*Task description*
Search the listing below for the word "this" and copy each line that holds it.

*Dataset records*
— START —

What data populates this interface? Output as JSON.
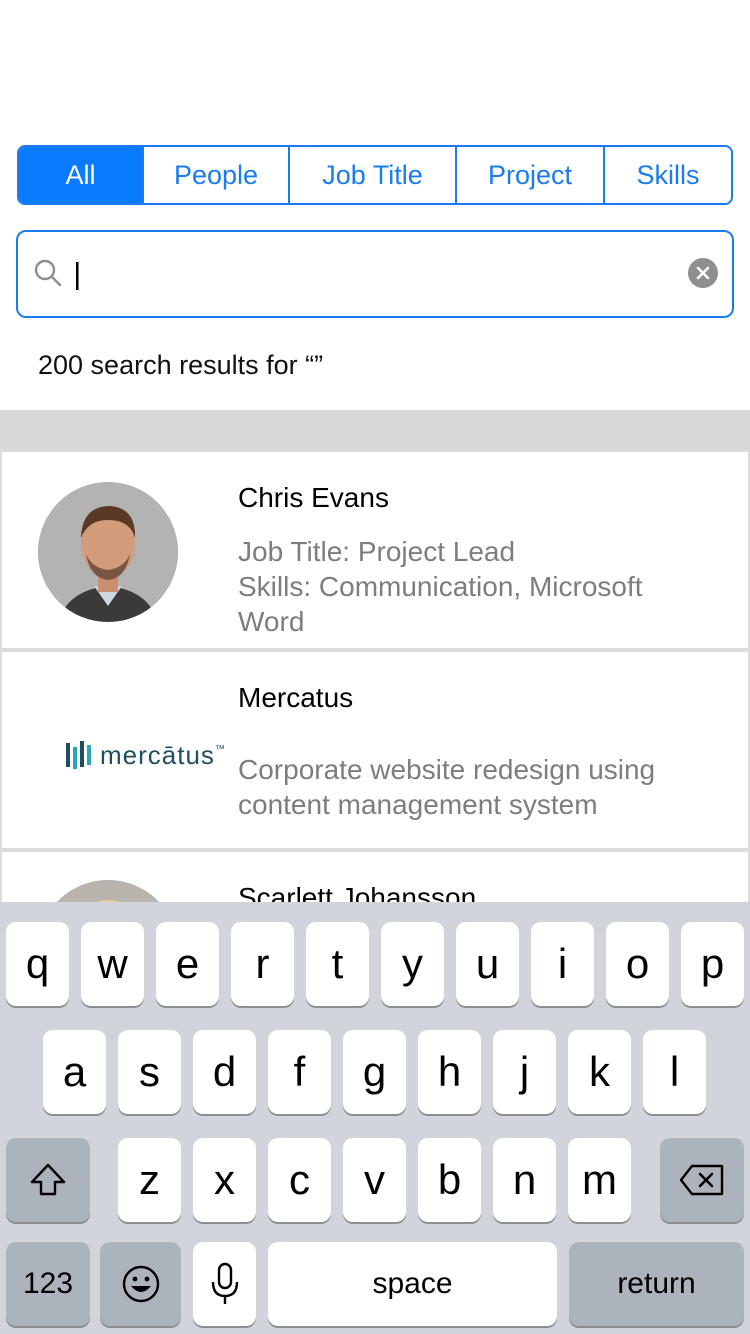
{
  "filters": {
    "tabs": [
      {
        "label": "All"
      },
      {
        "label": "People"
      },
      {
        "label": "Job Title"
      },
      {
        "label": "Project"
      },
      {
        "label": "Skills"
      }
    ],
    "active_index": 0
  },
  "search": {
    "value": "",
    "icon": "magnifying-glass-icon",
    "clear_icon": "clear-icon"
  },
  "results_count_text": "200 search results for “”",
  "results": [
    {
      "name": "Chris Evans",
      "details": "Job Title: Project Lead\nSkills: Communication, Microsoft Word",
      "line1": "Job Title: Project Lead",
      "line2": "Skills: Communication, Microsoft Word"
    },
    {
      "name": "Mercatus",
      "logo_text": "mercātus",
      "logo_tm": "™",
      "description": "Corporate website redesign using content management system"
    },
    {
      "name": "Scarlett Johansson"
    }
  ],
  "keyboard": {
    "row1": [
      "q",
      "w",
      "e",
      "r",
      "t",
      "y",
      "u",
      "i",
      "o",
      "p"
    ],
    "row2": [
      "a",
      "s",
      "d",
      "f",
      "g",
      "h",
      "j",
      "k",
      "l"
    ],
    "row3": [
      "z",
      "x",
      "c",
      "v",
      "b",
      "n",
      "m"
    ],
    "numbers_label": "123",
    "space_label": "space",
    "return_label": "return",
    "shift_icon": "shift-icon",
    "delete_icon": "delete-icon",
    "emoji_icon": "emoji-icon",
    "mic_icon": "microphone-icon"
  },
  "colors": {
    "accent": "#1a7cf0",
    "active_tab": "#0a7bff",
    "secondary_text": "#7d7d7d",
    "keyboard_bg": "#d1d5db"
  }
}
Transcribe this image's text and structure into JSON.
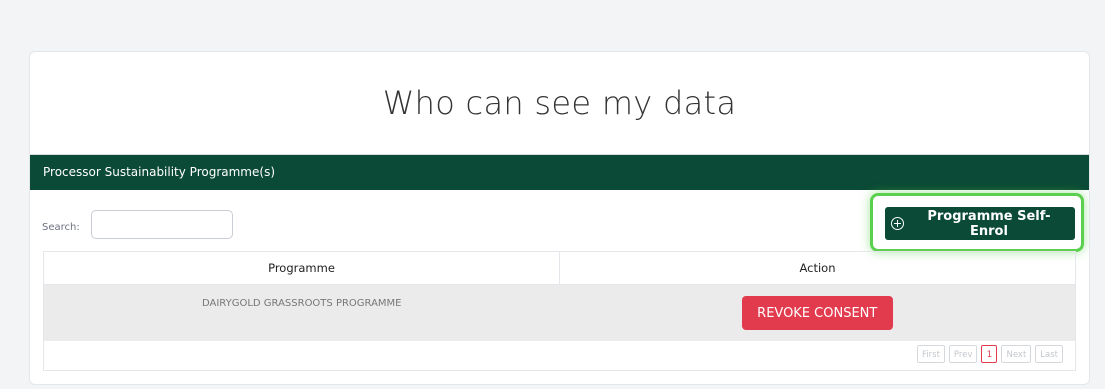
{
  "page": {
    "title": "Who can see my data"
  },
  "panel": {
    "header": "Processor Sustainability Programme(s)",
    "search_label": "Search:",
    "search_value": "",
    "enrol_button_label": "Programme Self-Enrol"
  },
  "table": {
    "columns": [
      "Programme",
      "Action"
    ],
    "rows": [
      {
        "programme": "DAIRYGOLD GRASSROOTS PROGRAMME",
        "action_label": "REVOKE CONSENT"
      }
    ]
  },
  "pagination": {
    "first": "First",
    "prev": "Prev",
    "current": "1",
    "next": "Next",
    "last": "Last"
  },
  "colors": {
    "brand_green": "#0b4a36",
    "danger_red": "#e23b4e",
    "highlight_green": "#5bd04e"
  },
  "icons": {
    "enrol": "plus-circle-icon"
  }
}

— END —

*Complete output*
What data populates this interface? Output as JSON.
Transcribe this image's text and structure into JSON.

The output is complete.